WHAT YOU ARE ASKED TO DO -
Tally the lines that include "items". Output the number only.

Stored data
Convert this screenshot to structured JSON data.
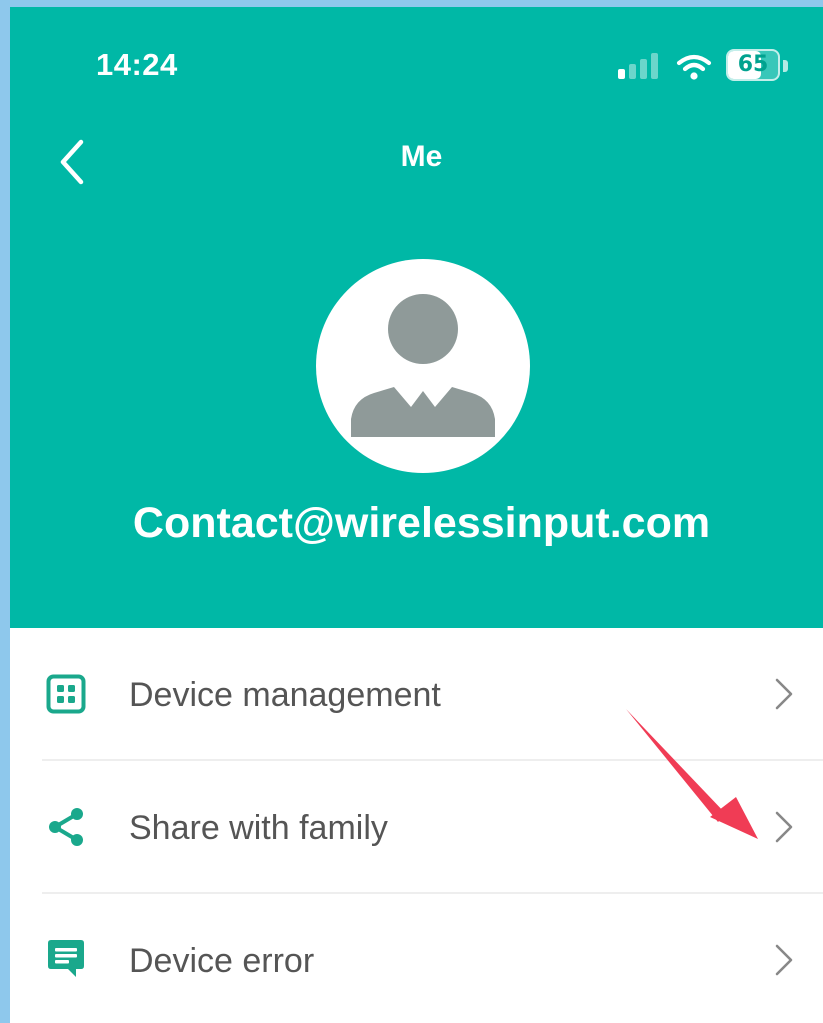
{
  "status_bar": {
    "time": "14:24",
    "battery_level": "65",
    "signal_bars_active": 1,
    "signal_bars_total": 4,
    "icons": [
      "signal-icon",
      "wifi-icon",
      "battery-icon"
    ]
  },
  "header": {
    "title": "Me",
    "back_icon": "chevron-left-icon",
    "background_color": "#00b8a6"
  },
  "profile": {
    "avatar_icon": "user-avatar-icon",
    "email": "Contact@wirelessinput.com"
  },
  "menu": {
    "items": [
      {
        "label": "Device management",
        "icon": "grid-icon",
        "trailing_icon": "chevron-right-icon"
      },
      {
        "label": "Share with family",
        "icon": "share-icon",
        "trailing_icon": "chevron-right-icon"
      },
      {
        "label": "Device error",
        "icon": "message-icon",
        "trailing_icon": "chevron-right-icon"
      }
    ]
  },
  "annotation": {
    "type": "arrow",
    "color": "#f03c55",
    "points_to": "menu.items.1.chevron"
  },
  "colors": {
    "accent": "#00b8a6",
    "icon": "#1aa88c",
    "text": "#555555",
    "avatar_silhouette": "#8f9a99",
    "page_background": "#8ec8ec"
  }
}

---

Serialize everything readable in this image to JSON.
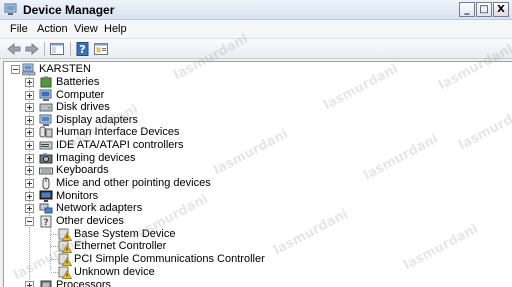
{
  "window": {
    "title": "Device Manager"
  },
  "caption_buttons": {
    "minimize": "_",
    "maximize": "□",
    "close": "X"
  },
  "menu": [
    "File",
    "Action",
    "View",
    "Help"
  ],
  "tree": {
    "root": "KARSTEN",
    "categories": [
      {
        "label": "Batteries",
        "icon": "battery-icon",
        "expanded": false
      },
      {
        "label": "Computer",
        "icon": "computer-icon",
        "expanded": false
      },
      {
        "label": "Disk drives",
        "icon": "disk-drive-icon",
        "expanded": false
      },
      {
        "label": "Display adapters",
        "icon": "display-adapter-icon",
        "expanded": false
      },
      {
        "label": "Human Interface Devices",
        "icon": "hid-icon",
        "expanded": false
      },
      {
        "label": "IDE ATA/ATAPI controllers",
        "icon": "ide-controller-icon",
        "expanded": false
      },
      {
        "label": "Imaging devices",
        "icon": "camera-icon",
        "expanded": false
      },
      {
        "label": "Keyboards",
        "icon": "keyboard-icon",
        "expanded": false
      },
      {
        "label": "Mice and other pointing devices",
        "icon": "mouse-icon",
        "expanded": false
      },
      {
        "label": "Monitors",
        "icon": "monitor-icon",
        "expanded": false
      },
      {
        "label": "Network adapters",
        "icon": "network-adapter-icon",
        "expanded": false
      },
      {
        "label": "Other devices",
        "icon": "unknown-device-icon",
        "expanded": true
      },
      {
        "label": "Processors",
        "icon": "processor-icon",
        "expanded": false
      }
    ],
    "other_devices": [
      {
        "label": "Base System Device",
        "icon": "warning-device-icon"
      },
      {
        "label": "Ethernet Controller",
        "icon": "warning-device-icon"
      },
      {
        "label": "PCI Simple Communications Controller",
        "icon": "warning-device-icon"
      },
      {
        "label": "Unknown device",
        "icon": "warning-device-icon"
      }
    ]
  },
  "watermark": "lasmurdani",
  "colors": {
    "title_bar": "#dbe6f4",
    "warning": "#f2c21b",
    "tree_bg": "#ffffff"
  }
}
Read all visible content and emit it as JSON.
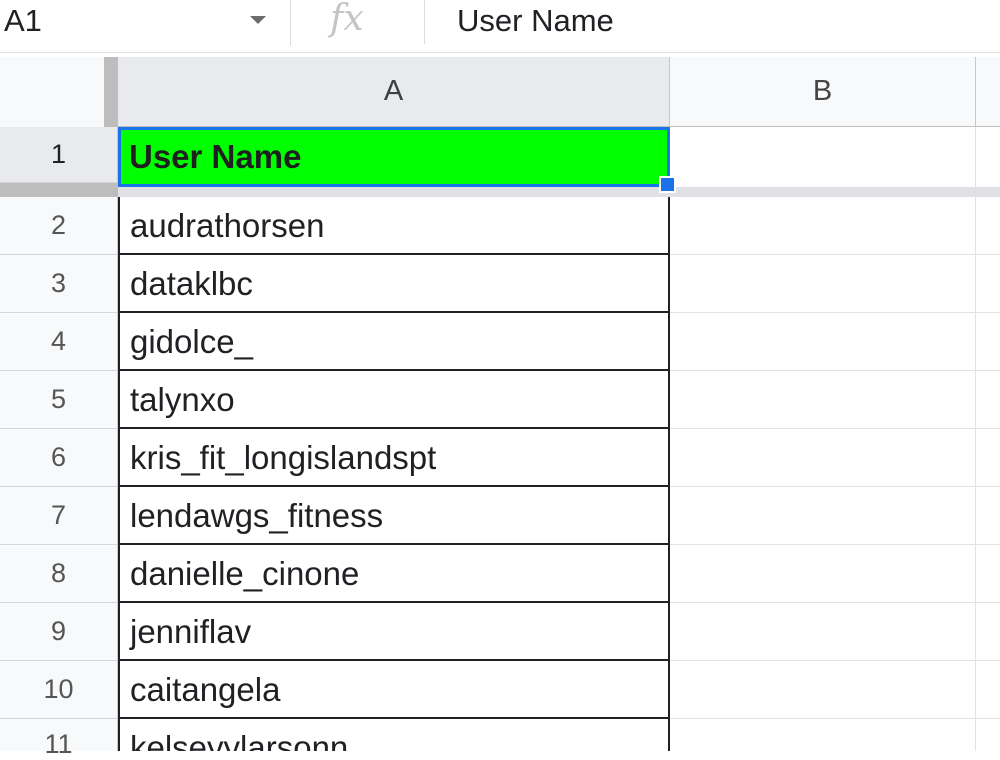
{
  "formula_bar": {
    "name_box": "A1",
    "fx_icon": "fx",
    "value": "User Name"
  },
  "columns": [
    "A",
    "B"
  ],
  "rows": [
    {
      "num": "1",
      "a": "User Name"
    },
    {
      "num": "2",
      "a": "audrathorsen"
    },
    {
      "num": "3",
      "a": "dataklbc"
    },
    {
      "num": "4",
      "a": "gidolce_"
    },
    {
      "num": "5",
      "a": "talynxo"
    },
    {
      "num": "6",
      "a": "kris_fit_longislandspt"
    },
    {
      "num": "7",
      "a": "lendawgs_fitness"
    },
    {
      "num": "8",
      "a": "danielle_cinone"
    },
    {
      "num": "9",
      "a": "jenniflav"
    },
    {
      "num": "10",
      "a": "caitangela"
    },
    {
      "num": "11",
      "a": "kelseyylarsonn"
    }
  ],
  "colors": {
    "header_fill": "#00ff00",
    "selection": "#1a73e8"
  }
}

TASK ANSWER -
2